Written exercise:
Repeat the whole of the data, keeping every detail the same.
((
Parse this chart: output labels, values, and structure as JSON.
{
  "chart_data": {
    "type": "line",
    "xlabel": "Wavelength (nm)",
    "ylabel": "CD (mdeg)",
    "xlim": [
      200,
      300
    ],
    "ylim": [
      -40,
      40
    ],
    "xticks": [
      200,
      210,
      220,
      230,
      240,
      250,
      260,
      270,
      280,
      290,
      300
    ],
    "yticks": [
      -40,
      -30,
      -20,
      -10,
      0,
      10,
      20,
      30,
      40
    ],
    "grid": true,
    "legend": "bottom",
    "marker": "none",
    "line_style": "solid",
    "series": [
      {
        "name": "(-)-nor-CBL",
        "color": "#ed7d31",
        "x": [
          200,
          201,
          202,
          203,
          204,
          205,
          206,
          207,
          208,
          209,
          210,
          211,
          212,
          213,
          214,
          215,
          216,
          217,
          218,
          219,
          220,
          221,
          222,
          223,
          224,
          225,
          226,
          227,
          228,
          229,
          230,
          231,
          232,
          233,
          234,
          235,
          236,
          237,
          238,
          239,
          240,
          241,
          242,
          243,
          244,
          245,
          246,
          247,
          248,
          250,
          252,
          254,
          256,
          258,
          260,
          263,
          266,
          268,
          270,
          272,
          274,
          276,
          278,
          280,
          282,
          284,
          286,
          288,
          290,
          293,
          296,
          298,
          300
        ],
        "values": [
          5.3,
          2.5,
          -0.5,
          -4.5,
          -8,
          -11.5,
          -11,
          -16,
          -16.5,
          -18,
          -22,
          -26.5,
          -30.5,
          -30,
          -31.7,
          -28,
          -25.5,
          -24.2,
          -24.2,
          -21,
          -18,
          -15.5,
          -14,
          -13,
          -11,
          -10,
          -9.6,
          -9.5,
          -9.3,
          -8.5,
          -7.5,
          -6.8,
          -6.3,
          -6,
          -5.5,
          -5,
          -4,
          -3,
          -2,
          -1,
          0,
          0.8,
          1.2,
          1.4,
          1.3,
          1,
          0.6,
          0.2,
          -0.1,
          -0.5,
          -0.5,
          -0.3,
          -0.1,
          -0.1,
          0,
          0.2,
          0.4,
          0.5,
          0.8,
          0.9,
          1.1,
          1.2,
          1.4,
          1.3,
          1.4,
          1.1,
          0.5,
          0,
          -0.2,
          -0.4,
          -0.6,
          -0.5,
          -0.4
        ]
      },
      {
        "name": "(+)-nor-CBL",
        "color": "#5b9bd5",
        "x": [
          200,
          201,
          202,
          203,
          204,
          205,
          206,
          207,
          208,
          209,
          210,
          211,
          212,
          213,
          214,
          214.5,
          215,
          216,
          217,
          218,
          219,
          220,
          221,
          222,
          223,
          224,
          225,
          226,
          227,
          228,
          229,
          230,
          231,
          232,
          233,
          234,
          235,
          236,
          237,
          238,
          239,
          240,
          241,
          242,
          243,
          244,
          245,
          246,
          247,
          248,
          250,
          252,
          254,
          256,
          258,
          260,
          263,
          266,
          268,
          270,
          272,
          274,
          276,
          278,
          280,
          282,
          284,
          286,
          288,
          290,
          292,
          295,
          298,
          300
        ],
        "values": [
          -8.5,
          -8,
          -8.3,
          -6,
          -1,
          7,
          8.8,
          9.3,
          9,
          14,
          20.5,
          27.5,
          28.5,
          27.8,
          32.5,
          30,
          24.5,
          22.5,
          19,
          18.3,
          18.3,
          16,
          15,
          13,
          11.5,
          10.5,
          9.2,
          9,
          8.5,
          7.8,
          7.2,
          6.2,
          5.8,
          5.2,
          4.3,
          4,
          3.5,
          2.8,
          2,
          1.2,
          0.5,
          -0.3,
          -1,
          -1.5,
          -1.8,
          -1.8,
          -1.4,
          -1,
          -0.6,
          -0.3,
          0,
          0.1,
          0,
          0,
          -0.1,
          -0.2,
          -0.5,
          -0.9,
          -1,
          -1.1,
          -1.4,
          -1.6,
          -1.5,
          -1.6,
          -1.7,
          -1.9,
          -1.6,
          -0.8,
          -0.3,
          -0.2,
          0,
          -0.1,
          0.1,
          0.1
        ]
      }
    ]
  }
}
))
Written answer:
Parse this chart: output labels, values, and structure as JSON.
{
  "chart_data": {
    "type": "line",
    "xlabel": "Wavelength (nm)",
    "ylabel": "CD (mdeg)",
    "xlim": [
      200,
      300
    ],
    "ylim": [
      -40,
      40
    ],
    "xticks": [
      200,
      210,
      220,
      230,
      240,
      250,
      260,
      270,
      280,
      290,
      300
    ],
    "yticks": [
      -40,
      -30,
      -20,
      -10,
      0,
      10,
      20,
      30,
      40
    ],
    "grid": true,
    "legend": "bottom",
    "marker": "none",
    "line_style": "solid",
    "series": [
      {
        "name": "(-)-nor-CBL",
        "color": "#ed7d31",
        "x": [
          200,
          201,
          202,
          203,
          204,
          205,
          206,
          207,
          208,
          209,
          210,
          211,
          212,
          213,
          214,
          215,
          216,
          217,
          218,
          219,
          220,
          221,
          222,
          223,
          224,
          225,
          226,
          227,
          228,
          229,
          230,
          231,
          232,
          233,
          234,
          235,
          236,
          237,
          238,
          239,
          240,
          241,
          242,
          243,
          244,
          245,
          246,
          247,
          248,
          250,
          252,
          254,
          256,
          258,
          260,
          263,
          266,
          268,
          270,
          272,
          274,
          276,
          278,
          280,
          282,
          284,
          286,
          288,
          290,
          293,
          296,
          298,
          300
        ],
        "values": [
          5.3,
          2.5,
          -0.5,
          -4.5,
          -8,
          -11.5,
          -11,
          -16,
          -16.5,
          -18,
          -22,
          -26.5,
          -30.5,
          -30,
          -31.7,
          -28,
          -25.5,
          -24.2,
          -24.2,
          -21,
          -18,
          -15.5,
          -14,
          -13,
          -11,
          -10,
          -9.6,
          -9.5,
          -9.3,
          -8.5,
          -7.5,
          -6.8,
          -6.3,
          -6,
          -5.5,
          -5,
          -4,
          -3,
          -2,
          -1,
          0,
          0.8,
          1.2,
          1.4,
          1.3,
          1,
          0.6,
          0.2,
          -0.1,
          -0.5,
          -0.5,
          -0.3,
          -0.1,
          -0.1,
          0,
          0.2,
          0.4,
          0.5,
          0.8,
          0.9,
          1.1,
          1.2,
          1.4,
          1.3,
          1.4,
          1.1,
          0.5,
          0,
          -0.2,
          -0.4,
          -0.6,
          -0.5,
          -0.4
        ]
      },
      {
        "name": "(+)-nor-CBL",
        "color": "#5b9bd5",
        "x": [
          200,
          201,
          202,
          203,
          204,
          205,
          206,
          207,
          208,
          209,
          210,
          211,
          212,
          213,
          214,
          214.5,
          215,
          216,
          217,
          218,
          219,
          220,
          221,
          222,
          223,
          224,
          225,
          226,
          227,
          228,
          229,
          230,
          231,
          232,
          233,
          234,
          235,
          236,
          237,
          238,
          239,
          240,
          241,
          242,
          243,
          244,
          245,
          246,
          247,
          248,
          250,
          252,
          254,
          256,
          258,
          260,
          263,
          266,
          268,
          270,
          272,
          274,
          276,
          278,
          280,
          282,
          284,
          286,
          288,
          290,
          292,
          295,
          298,
          300
        ],
        "values": [
          -8.5,
          -8,
          -8.3,
          -6,
          -1,
          7,
          8.8,
          9.3,
          9,
          14,
          20.5,
          27.5,
          28.5,
          27.8,
          32.5,
          30,
          24.5,
          22.5,
          19,
          18.3,
          18.3,
          16,
          15,
          13,
          11.5,
          10.5,
          9.2,
          9,
          8.5,
          7.8,
          7.2,
          6.2,
          5.8,
          5.2,
          4.3,
          4,
          3.5,
          2.8,
          2,
          1.2,
          0.5,
          -0.3,
          -1,
          -1.5,
          -1.8,
          -1.8,
          -1.4,
          -1,
          -0.6,
          -0.3,
          0,
          0.1,
          0,
          0,
          -0.1,
          -0.2,
          -0.5,
          -0.9,
          -1,
          -1.1,
          -1.4,
          -1.6,
          -1.5,
          -1.6,
          -1.7,
          -1.9,
          -1.6,
          -0.8,
          -0.3,
          -0.2,
          0,
          -0.1,
          0.1,
          0.1
        ]
      }
    ]
  }
}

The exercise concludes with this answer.